Short exercise: Return all lines with the word "screenshot" in them.

+ + + + +

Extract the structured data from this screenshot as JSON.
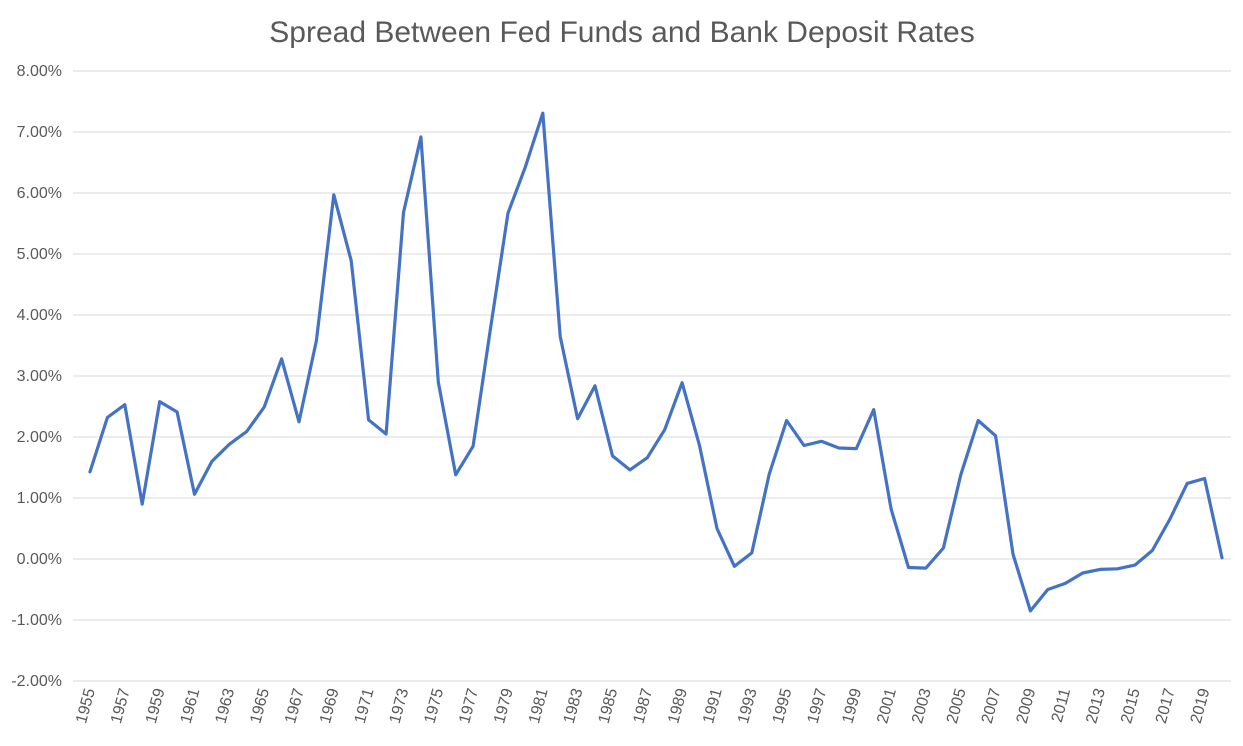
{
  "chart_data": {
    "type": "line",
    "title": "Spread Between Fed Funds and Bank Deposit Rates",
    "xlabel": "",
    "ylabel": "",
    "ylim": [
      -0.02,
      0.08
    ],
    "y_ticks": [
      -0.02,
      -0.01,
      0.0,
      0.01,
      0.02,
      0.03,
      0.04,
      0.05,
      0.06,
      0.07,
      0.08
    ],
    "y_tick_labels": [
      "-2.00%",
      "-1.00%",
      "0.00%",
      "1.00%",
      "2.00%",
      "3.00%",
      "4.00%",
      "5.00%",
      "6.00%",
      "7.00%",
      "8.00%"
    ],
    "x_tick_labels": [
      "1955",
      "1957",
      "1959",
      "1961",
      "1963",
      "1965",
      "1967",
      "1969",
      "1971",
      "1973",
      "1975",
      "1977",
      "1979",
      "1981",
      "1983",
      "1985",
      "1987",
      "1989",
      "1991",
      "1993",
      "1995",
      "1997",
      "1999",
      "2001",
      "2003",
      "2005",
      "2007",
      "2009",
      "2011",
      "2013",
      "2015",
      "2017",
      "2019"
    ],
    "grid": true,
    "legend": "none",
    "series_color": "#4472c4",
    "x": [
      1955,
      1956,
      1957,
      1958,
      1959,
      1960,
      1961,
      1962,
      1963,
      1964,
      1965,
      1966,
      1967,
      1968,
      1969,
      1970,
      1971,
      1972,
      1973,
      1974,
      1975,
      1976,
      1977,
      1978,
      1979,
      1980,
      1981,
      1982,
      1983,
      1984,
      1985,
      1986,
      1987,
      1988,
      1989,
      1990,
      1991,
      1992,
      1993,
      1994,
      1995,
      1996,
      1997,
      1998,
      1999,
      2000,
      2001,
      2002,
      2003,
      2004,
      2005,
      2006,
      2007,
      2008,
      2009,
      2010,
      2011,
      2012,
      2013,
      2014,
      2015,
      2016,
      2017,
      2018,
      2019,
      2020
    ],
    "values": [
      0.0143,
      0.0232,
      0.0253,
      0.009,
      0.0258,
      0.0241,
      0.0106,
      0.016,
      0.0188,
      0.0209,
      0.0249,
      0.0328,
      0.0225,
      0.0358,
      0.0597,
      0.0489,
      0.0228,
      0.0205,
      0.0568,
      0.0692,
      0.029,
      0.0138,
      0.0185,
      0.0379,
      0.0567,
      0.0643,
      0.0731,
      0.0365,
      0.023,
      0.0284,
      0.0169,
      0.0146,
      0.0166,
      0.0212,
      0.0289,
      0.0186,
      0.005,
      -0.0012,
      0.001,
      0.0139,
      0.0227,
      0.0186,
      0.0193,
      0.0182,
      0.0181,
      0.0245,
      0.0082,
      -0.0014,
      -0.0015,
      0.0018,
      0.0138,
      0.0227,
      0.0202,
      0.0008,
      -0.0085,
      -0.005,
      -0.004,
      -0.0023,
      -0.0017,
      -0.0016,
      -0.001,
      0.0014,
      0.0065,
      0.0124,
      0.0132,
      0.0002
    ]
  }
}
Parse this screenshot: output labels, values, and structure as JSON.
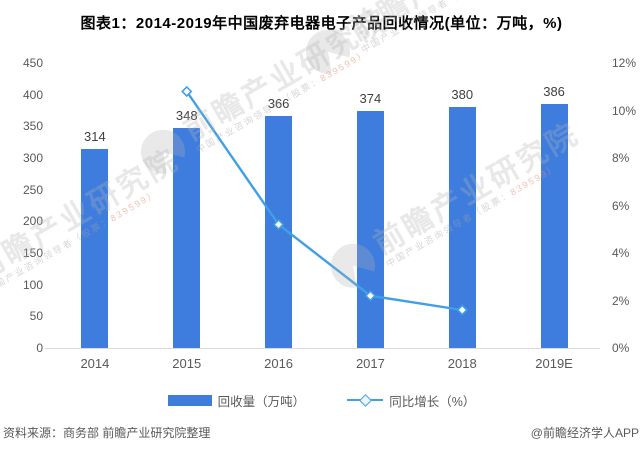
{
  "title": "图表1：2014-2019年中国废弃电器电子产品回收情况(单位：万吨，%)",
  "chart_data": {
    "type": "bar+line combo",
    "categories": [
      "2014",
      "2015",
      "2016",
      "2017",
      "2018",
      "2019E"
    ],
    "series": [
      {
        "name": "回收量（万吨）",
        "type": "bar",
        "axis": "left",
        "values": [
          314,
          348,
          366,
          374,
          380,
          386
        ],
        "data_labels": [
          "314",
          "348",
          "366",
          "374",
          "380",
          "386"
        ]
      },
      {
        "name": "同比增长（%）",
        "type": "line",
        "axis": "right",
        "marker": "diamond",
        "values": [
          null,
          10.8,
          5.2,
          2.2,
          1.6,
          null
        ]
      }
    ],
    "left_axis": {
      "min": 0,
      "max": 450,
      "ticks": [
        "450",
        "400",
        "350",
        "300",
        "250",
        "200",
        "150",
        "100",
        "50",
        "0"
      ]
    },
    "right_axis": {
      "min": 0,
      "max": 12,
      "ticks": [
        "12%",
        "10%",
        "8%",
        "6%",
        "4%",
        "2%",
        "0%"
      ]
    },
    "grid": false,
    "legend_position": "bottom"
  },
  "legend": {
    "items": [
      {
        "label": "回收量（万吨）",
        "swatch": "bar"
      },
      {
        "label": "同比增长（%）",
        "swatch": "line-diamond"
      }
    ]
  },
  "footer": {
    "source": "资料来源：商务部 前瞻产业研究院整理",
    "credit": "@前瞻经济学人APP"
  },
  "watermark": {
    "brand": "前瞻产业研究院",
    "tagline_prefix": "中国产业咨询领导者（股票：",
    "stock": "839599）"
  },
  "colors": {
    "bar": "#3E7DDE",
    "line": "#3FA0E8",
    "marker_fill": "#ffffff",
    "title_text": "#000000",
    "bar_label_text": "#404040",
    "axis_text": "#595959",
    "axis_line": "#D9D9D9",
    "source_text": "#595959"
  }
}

+ + + + +

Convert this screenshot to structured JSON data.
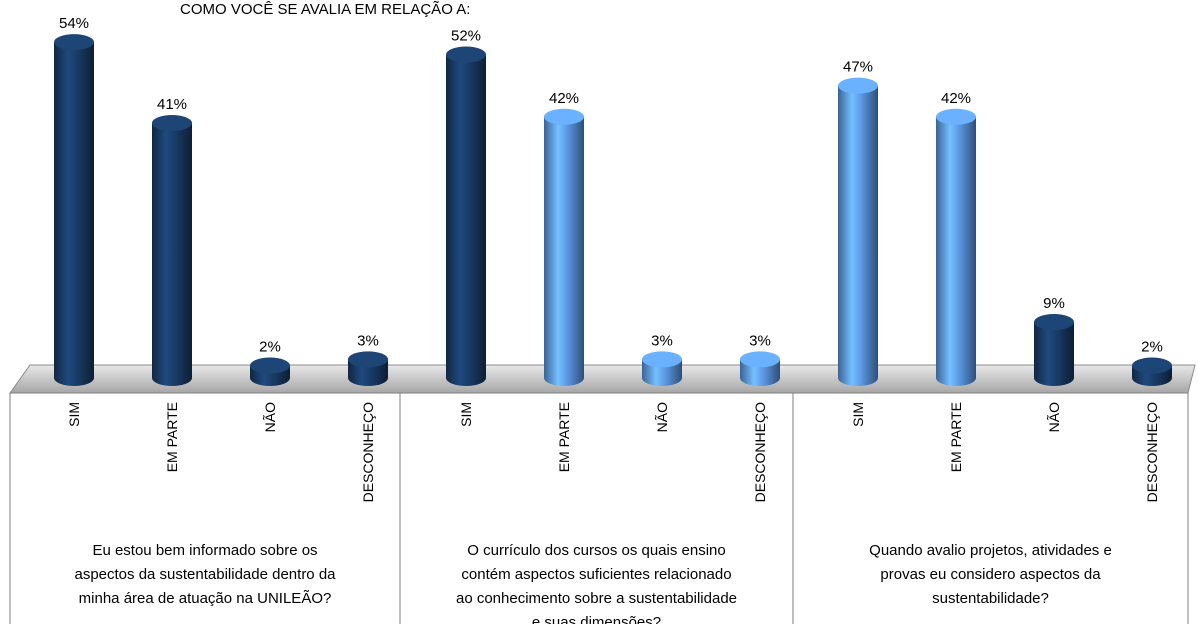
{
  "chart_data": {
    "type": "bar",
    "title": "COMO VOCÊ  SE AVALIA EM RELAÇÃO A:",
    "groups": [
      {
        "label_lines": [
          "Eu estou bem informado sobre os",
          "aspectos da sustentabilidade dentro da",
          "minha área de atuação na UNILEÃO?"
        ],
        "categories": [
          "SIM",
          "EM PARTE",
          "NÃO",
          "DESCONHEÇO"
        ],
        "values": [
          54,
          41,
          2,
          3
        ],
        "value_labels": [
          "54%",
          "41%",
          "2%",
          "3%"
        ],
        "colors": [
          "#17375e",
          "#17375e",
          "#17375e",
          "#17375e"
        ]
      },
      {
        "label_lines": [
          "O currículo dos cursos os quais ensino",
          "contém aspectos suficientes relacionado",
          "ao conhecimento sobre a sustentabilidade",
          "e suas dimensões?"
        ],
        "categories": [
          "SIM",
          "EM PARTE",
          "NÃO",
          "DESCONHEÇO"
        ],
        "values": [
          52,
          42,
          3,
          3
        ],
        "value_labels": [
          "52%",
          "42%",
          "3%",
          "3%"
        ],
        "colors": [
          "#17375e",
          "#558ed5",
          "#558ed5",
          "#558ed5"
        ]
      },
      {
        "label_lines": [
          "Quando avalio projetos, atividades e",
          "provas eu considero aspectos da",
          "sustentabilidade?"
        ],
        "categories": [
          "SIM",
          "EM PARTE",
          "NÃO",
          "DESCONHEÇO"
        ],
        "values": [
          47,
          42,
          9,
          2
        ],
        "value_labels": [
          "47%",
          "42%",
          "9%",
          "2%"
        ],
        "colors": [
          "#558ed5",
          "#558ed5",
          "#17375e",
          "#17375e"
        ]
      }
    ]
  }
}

+ + + + +

Solution to this exercise:
Extract the structured data from this screenshot as JSON.
Parse this screenshot: output labels, values, and structure as JSON.
Convert this screenshot to structured JSON data.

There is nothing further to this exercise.